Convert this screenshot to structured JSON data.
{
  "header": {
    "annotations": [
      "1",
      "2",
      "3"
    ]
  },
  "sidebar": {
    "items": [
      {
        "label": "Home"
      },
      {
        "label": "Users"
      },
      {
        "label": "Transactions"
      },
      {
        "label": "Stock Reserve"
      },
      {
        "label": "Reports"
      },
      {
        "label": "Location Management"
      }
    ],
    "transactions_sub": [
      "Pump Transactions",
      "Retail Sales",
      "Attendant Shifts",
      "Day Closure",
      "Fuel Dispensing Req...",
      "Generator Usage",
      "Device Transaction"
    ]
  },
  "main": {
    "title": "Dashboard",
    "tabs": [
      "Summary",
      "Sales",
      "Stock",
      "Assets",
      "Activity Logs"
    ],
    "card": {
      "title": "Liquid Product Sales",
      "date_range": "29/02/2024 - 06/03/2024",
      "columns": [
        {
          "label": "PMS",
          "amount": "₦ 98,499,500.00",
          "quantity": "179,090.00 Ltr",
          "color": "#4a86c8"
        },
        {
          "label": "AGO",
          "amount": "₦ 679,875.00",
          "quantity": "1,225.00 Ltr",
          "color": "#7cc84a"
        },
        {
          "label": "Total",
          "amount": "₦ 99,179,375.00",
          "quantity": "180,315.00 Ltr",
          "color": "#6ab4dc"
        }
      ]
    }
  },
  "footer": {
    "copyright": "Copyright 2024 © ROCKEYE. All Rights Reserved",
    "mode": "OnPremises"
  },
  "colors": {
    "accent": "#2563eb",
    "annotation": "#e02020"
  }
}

### Goal
The records above should be repeated in full, exactly as given.

### Output
Convert this screenshot to structured JSON data.
{
  "header": {
    "annotations": [
      "1",
      "2",
      "3"
    ]
  },
  "sidebar": {
    "items": [
      {
        "label": "Home"
      },
      {
        "label": "Users"
      },
      {
        "label": "Transactions"
      },
      {
        "label": "Stock Reserve"
      },
      {
        "label": "Reports"
      },
      {
        "label": "Location Management"
      }
    ],
    "transactions_sub": [
      "Pump Transactions",
      "Retail Sales",
      "Attendant Shifts",
      "Day Closure",
      "Fuel Dispensing Req...",
      "Generator Usage",
      "Device Transaction"
    ]
  },
  "main": {
    "title": "Dashboard",
    "tabs": [
      "Summary",
      "Sales",
      "Stock",
      "Assets",
      "Activity Logs"
    ],
    "card": {
      "title": "Liquid Product Sales",
      "date_range": "29/02/2024 - 06/03/2024",
      "columns": [
        {
          "label": "PMS",
          "amount": "₦ 98,499,500.00",
          "quantity": "179,090.00 Ltr",
          "color": "#4a86c8"
        },
        {
          "label": "AGO",
          "amount": "₦ 679,875.00",
          "quantity": "1,225.00 Ltr",
          "color": "#7cc84a"
        },
        {
          "label": "Total",
          "amount": "₦ 99,179,375.00",
          "quantity": "180,315.00 Ltr",
          "color": "#6ab4dc"
        }
      ]
    }
  },
  "footer": {
    "copyright": "Copyright 2024 © ROCKEYE. All Rights Reserved",
    "mode": "OnPremises"
  },
  "colors": {
    "accent": "#2563eb",
    "annotation": "#e02020"
  }
}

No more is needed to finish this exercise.